[Stored items]

— BEGIN —

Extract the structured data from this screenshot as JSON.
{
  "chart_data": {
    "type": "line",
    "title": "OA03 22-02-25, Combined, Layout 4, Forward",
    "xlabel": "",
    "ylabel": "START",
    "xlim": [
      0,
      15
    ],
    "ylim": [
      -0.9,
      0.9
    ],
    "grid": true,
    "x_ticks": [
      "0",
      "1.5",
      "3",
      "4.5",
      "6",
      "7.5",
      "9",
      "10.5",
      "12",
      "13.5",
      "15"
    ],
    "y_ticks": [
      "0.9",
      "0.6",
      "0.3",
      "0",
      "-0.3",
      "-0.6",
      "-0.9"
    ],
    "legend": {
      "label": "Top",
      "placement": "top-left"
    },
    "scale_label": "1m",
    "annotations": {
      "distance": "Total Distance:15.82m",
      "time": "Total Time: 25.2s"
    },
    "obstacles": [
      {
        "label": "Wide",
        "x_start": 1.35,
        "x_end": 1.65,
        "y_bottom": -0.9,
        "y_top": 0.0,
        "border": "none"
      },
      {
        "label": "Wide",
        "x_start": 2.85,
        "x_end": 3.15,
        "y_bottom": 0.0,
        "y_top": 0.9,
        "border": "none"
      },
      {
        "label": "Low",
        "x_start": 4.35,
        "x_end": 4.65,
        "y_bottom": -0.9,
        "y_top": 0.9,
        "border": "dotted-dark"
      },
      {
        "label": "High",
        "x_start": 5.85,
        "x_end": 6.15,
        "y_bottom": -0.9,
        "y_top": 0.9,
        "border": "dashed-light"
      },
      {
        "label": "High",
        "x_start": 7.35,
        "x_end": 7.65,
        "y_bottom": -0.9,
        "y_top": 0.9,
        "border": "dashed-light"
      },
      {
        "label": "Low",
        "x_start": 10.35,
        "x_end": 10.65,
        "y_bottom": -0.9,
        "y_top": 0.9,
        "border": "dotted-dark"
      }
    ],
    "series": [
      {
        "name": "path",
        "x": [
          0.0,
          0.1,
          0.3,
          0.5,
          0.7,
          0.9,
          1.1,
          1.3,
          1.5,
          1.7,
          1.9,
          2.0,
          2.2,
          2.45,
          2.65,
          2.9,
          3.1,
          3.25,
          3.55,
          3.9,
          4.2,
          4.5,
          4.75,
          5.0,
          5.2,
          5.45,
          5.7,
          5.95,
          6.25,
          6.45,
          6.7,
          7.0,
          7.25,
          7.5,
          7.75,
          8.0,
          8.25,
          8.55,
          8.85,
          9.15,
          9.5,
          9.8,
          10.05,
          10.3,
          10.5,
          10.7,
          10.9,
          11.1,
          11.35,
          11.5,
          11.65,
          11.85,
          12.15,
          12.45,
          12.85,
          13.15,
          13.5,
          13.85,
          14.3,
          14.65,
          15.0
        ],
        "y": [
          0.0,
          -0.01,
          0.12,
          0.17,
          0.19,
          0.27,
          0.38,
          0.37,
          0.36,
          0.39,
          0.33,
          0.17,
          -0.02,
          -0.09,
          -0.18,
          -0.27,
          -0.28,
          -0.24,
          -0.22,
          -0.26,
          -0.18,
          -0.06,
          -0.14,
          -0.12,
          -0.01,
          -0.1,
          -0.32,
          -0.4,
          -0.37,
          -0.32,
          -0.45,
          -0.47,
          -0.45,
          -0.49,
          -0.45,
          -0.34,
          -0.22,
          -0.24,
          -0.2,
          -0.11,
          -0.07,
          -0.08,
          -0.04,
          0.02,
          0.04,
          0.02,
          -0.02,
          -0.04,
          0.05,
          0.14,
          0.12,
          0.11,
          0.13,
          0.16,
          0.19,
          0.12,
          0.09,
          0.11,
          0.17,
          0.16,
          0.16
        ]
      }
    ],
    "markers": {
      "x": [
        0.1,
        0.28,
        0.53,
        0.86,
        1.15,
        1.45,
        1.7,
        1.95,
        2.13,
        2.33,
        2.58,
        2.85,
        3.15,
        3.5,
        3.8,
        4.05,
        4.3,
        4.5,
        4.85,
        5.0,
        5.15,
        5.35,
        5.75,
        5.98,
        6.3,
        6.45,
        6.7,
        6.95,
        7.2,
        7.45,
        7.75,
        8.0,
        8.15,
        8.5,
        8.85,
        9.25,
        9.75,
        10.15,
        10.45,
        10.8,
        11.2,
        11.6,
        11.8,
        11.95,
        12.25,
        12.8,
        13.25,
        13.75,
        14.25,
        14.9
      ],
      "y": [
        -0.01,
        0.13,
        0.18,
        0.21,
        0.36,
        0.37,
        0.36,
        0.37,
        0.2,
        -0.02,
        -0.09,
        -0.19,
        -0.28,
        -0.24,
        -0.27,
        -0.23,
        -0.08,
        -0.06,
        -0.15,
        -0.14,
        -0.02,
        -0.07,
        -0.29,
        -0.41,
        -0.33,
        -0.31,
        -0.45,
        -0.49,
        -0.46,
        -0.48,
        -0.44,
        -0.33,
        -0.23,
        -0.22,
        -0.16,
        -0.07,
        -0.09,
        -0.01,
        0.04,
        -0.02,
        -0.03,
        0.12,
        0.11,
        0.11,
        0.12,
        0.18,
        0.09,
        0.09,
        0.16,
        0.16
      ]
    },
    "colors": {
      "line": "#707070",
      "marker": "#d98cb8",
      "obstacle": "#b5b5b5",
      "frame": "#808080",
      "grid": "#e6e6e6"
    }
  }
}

— END —

» Given request:
Print the records above exactly as they appear.

» Answer below:
Extract the structured data from this screenshot as JSON.
{
  "chart_data": {
    "type": "line",
    "title": "OA03 22-02-25, Combined, Layout 4, Forward",
    "xlabel": "",
    "ylabel": "START",
    "xlim": [
      0,
      15
    ],
    "ylim": [
      -0.9,
      0.9
    ],
    "grid": true,
    "x_ticks": [
      "0",
      "1.5",
      "3",
      "4.5",
      "6",
      "7.5",
      "9",
      "10.5",
      "12",
      "13.5",
      "15"
    ],
    "y_ticks": [
      "0.9",
      "0.6",
      "0.3",
      "0",
      "-0.3",
      "-0.6",
      "-0.9"
    ],
    "legend": {
      "label": "Top",
      "placement": "top-left"
    },
    "scale_label": "1m",
    "annotations": {
      "distance": "Total Distance:15.82m",
      "time": "Total Time: 25.2s"
    },
    "obstacles": [
      {
        "label": "Wide",
        "x_start": 1.35,
        "x_end": 1.65,
        "y_bottom": -0.9,
        "y_top": 0.0,
        "border": "none"
      },
      {
        "label": "Wide",
        "x_start": 2.85,
        "x_end": 3.15,
        "y_bottom": 0.0,
        "y_top": 0.9,
        "border": "none"
      },
      {
        "label": "Low",
        "x_start": 4.35,
        "x_end": 4.65,
        "y_bottom": -0.9,
        "y_top": 0.9,
        "border": "dotted-dark"
      },
      {
        "label": "High",
        "x_start": 5.85,
        "x_end": 6.15,
        "y_bottom": -0.9,
        "y_top": 0.9,
        "border": "dashed-light"
      },
      {
        "label": "High",
        "x_start": 7.35,
        "x_end": 7.65,
        "y_bottom": -0.9,
        "y_top": 0.9,
        "border": "dashed-light"
      },
      {
        "label": "Low",
        "x_start": 10.35,
        "x_end": 10.65,
        "y_bottom": -0.9,
        "y_top": 0.9,
        "border": "dotted-dark"
      }
    ],
    "series": [
      {
        "name": "path",
        "x": [
          0.0,
          0.1,
          0.3,
          0.5,
          0.7,
          0.9,
          1.1,
          1.3,
          1.5,
          1.7,
          1.9,
          2.0,
          2.2,
          2.45,
          2.65,
          2.9,
          3.1,
          3.25,
          3.55,
          3.9,
          4.2,
          4.5,
          4.75,
          5.0,
          5.2,
          5.45,
          5.7,
          5.95,
          6.25,
          6.45,
          6.7,
          7.0,
          7.25,
          7.5,
          7.75,
          8.0,
          8.25,
          8.55,
          8.85,
          9.15,
          9.5,
          9.8,
          10.05,
          10.3,
          10.5,
          10.7,
          10.9,
          11.1,
          11.35,
          11.5,
          11.65,
          11.85,
          12.15,
          12.45,
          12.85,
          13.15,
          13.5,
          13.85,
          14.3,
          14.65,
          15.0
        ],
        "y": [
          0.0,
          -0.01,
          0.12,
          0.17,
          0.19,
          0.27,
          0.38,
          0.37,
          0.36,
          0.39,
          0.33,
          0.17,
          -0.02,
          -0.09,
          -0.18,
          -0.27,
          -0.28,
          -0.24,
          -0.22,
          -0.26,
          -0.18,
          -0.06,
          -0.14,
          -0.12,
          -0.01,
          -0.1,
          -0.32,
          -0.4,
          -0.37,
          -0.32,
          -0.45,
          -0.47,
          -0.45,
          -0.49,
          -0.45,
          -0.34,
          -0.22,
          -0.24,
          -0.2,
          -0.11,
          -0.07,
          -0.08,
          -0.04,
          0.02,
          0.04,
          0.02,
          -0.02,
          -0.04,
          0.05,
          0.14,
          0.12,
          0.11,
          0.13,
          0.16,
          0.19,
          0.12,
          0.09,
          0.11,
          0.17,
          0.16,
          0.16
        ]
      }
    ],
    "markers": {
      "x": [
        0.1,
        0.28,
        0.53,
        0.86,
        1.15,
        1.45,
        1.7,
        1.95,
        2.13,
        2.33,
        2.58,
        2.85,
        3.15,
        3.5,
        3.8,
        4.05,
        4.3,
        4.5,
        4.85,
        5.0,
        5.15,
        5.35,
        5.75,
        5.98,
        6.3,
        6.45,
        6.7,
        6.95,
        7.2,
        7.45,
        7.75,
        8.0,
        8.15,
        8.5,
        8.85,
        9.25,
        9.75,
        10.15,
        10.45,
        10.8,
        11.2,
        11.6,
        11.8,
        11.95,
        12.25,
        12.8,
        13.25,
        13.75,
        14.25,
        14.9
      ],
      "y": [
        -0.01,
        0.13,
        0.18,
        0.21,
        0.36,
        0.37,
        0.36,
        0.37,
        0.2,
        -0.02,
        -0.09,
        -0.19,
        -0.28,
        -0.24,
        -0.27,
        -0.23,
        -0.08,
        -0.06,
        -0.15,
        -0.14,
        -0.02,
        -0.07,
        -0.29,
        -0.41,
        -0.33,
        -0.31,
        -0.45,
        -0.49,
        -0.46,
        -0.48,
        -0.44,
        -0.33,
        -0.23,
        -0.22,
        -0.16,
        -0.07,
        -0.09,
        -0.01,
        0.04,
        -0.02,
        -0.03,
        0.12,
        0.11,
        0.11,
        0.12,
        0.18,
        0.09,
        0.09,
        0.16,
        0.16
      ]
    },
    "colors": {
      "line": "#707070",
      "marker": "#d98cb8",
      "obstacle": "#b5b5b5",
      "frame": "#808080",
      "grid": "#e6e6e6"
    }
  }
}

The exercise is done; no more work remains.